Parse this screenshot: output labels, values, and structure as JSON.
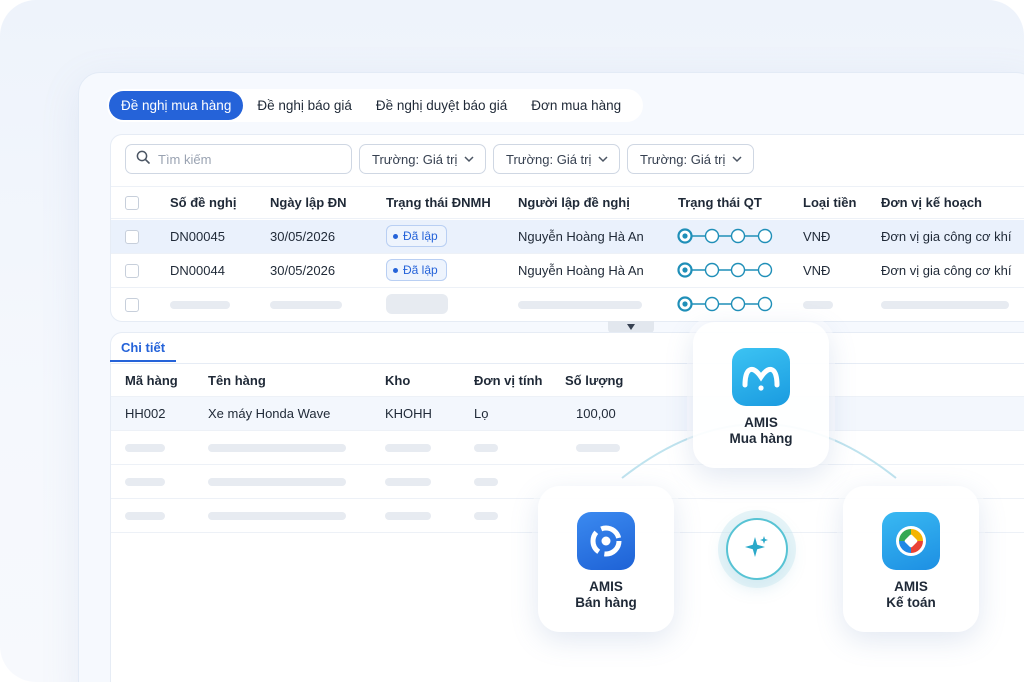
{
  "tabs": [
    {
      "label": "Đề nghị mua hàng",
      "active": true
    },
    {
      "label": "Đề nghị báo giá",
      "active": false
    },
    {
      "label": "Đề nghị duyệt báo giá",
      "active": false
    },
    {
      "label": "Đơn mua hàng",
      "active": false
    }
  ],
  "search": {
    "placeholder": "Tìm kiếm"
  },
  "filters": [
    {
      "field": "Trường:",
      "value": "Giá trị"
    },
    {
      "field": "Trường:",
      "value": "Giá trị"
    },
    {
      "field": "Trường:",
      "value": "Giá trị"
    }
  ],
  "table": {
    "columns": [
      "Số đề nghị",
      "Ngày lập ĐN",
      "Trạng thái ĐNMH",
      "Người lập đề nghị",
      "Trạng thái QT",
      "Loại tiền",
      "Đơn vị kế hoạch"
    ],
    "rows": [
      {
        "so": "DN00045",
        "ngay": "30/05/2026",
        "trang_thai": "Đã lập",
        "nguoi_lap": "Nguyễn Hoàng Hà An",
        "loai_tien": "VNĐ",
        "don_vi": "Đơn vị gia công cơ khí"
      },
      {
        "so": "DN00044",
        "ngay": "30/05/2026",
        "trang_thai": "Đã lập",
        "nguoi_lap": "Nguyễn Hoàng Hà An",
        "loai_tien": "VNĐ",
        "don_vi": "Đơn vị gia công cơ khí"
      }
    ]
  },
  "detail": {
    "tab": "Chi tiết",
    "columns": [
      "Mã hàng",
      "Tên hàng",
      "Kho",
      "Đơn vị tính",
      "Số lượng"
    ],
    "rows": [
      {
        "ma": "HH002",
        "ten": "Xe máy Honda Wave",
        "kho": "KHOHH",
        "dvt": "Lọ",
        "sl": "100,00"
      }
    ]
  },
  "apps": {
    "mua_hang": {
      "line1": "AMIS",
      "line2": "Mua hàng"
    },
    "ban_hang": {
      "line1": "AMIS",
      "line2": "Bán hàng"
    },
    "ke_toan": {
      "line1": "AMIS",
      "line2": "Kế toán"
    }
  },
  "colors": {
    "primary": "#2563d9",
    "hub_ring": "#57c3d4",
    "mua_hang_icon": "#1aa8e8",
    "ban_hang_icon": "#1f6fe0"
  },
  "icons": [
    "search-icon",
    "chevron-down-icon",
    "caret-down-icon",
    "sparkle-icon",
    "amis-mua-hang-icon",
    "amis-ban-hang-icon",
    "amis-ke-toan-icon"
  ]
}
++++++
• Given task
Set down all the entries exactly as they appear, but skip any pictures.

• Response to the task
Parse this screenshot: output labels, values, and structure as JSON.
{
  "tabs": [
    {
      "label": "Đề nghị mua hàng",
      "active": true
    },
    {
      "label": "Đề nghị báo giá",
      "active": false
    },
    {
      "label": "Đề nghị duyệt báo giá",
      "active": false
    },
    {
      "label": "Đơn mua hàng",
      "active": false
    }
  ],
  "search": {
    "placeholder": "Tìm kiếm"
  },
  "filters": [
    {
      "field": "Trường:",
      "value": "Giá trị"
    },
    {
      "field": "Trường:",
      "value": "Giá trị"
    },
    {
      "field": "Trường:",
      "value": "Giá trị"
    }
  ],
  "table": {
    "columns": [
      "Số đề nghị",
      "Ngày lập ĐN",
      "Trạng thái ĐNMH",
      "Người lập đề nghị",
      "Trạng thái QT",
      "Loại tiền",
      "Đơn vị kế hoạch"
    ],
    "rows": [
      {
        "so": "DN00045",
        "ngay": "30/05/2026",
        "trang_thai": "Đã lập",
        "nguoi_lap": "Nguyễn Hoàng Hà An",
        "loai_tien": "VNĐ",
        "don_vi": "Đơn vị gia công cơ khí"
      },
      {
        "so": "DN00044",
        "ngay": "30/05/2026",
        "trang_thai": "Đã lập",
        "nguoi_lap": "Nguyễn Hoàng Hà An",
        "loai_tien": "VNĐ",
        "don_vi": "Đơn vị gia công cơ khí"
      }
    ]
  },
  "detail": {
    "tab": "Chi tiết",
    "columns": [
      "Mã hàng",
      "Tên hàng",
      "Kho",
      "Đơn vị tính",
      "Số lượng"
    ],
    "rows": [
      {
        "ma": "HH002",
        "ten": "Xe máy Honda Wave",
        "kho": "KHOHH",
        "dvt": "Lọ",
        "sl": "100,00"
      }
    ]
  },
  "apps": {
    "mua_hang": {
      "line1": "AMIS",
      "line2": "Mua hàng"
    },
    "ban_hang": {
      "line1": "AMIS",
      "line2": "Bán hàng"
    },
    "ke_toan": {
      "line1": "AMIS",
      "line2": "Kế toán"
    }
  },
  "colors": {
    "primary": "#2563d9",
    "hub_ring": "#57c3d4",
    "mua_hang_icon": "#1aa8e8",
    "ban_hang_icon": "#1f6fe0"
  },
  "icons": [
    "search-icon",
    "chevron-down-icon",
    "caret-down-icon",
    "sparkle-icon",
    "amis-mua-hang-icon",
    "amis-ban-hang-icon",
    "amis-ke-toan-icon"
  ]
}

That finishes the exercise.